[Raw records]

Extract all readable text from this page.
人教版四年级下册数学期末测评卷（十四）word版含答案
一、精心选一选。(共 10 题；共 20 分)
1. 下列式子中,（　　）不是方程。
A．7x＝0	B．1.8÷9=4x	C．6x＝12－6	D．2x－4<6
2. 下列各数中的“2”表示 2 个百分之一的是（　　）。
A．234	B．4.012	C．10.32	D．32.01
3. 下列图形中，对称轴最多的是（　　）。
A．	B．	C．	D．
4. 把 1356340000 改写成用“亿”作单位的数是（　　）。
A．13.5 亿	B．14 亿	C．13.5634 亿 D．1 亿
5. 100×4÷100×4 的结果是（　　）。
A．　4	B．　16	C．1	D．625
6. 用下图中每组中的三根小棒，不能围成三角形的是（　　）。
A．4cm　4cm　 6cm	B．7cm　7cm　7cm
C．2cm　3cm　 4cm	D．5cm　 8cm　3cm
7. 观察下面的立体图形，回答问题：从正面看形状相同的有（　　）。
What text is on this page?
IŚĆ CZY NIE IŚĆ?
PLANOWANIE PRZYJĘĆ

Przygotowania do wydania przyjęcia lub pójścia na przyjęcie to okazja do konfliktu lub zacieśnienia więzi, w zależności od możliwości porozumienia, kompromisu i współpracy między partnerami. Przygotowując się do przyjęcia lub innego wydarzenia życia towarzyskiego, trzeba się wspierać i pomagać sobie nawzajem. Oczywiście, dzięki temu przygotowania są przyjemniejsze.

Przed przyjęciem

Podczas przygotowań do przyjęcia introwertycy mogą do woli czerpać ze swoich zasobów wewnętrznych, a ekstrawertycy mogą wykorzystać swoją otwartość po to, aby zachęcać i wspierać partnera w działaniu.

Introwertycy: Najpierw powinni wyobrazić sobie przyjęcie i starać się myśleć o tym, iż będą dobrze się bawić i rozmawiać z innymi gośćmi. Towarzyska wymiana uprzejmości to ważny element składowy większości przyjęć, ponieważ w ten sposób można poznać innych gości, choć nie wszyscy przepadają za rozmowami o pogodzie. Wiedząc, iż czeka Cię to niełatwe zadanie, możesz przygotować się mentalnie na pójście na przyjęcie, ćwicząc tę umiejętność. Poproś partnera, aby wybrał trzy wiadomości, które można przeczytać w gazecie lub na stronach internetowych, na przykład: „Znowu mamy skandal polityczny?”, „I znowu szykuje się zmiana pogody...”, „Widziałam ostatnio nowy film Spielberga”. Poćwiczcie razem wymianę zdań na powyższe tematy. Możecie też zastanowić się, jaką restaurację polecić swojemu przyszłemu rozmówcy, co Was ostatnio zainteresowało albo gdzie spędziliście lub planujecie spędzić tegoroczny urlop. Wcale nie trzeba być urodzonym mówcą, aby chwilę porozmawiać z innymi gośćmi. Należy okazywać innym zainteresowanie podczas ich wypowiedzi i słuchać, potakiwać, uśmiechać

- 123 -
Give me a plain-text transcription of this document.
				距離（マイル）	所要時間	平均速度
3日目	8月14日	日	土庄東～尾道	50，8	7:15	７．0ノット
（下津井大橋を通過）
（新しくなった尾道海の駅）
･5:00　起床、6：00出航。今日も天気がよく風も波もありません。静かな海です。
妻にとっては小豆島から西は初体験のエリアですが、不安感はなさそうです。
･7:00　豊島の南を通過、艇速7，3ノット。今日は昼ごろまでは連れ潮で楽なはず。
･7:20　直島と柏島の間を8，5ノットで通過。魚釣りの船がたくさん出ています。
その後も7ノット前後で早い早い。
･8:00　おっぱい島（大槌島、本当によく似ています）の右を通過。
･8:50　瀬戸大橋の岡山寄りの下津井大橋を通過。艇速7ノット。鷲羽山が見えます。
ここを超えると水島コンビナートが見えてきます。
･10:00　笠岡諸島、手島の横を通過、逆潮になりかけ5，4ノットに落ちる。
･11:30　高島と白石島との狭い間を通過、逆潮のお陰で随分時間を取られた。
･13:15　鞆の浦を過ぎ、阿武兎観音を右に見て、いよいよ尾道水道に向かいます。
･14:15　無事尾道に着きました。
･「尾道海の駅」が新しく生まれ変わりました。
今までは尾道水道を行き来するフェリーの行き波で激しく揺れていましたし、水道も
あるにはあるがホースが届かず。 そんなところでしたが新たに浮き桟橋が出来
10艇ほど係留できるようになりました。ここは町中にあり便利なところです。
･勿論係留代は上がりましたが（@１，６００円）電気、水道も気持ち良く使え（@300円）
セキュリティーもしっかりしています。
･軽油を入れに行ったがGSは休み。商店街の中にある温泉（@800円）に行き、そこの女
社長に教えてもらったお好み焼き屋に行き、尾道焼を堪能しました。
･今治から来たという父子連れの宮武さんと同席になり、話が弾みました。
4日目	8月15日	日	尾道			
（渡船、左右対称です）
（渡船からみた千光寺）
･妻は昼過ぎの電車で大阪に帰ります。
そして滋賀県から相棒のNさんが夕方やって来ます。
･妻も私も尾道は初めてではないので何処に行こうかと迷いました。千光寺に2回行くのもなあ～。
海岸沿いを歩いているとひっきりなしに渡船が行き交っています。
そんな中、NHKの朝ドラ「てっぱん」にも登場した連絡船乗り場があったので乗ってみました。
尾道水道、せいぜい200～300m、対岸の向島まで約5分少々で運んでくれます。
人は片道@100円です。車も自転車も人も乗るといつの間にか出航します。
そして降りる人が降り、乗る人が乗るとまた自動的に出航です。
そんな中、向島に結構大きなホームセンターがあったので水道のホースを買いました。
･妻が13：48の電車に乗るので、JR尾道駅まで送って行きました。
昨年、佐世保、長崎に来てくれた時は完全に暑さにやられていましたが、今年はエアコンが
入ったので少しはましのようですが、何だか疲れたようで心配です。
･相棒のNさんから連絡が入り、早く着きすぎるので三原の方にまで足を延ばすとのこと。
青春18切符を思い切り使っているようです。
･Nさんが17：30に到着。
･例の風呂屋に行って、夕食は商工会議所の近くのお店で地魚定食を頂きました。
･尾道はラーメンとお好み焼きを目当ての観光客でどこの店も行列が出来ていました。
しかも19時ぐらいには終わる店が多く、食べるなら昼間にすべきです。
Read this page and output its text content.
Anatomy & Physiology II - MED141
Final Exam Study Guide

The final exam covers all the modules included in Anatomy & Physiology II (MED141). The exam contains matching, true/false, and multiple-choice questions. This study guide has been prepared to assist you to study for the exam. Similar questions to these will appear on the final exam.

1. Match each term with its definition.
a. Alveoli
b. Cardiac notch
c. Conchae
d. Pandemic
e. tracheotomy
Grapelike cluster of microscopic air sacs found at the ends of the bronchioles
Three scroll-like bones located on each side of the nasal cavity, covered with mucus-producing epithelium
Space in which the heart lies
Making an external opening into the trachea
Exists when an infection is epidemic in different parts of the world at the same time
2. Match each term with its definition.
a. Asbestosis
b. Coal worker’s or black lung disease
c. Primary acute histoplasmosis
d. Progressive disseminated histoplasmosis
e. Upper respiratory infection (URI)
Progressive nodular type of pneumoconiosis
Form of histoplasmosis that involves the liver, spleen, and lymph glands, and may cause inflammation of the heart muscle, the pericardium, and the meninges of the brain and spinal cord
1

- EXERCISE -
Filter the records, keeping only lines that contain "histoplasmosis", and show those lines.

- EXERCISE ANSWER -
c. Primary acute histoplasmosis
d. Progressive disseminated histoplasmosis
Form of histoplasmosis that involves the liver, spleen, and lymph glands, and may cause inflammation of the heart muscle, the pericardium, and the meninges of the brain and spinal cord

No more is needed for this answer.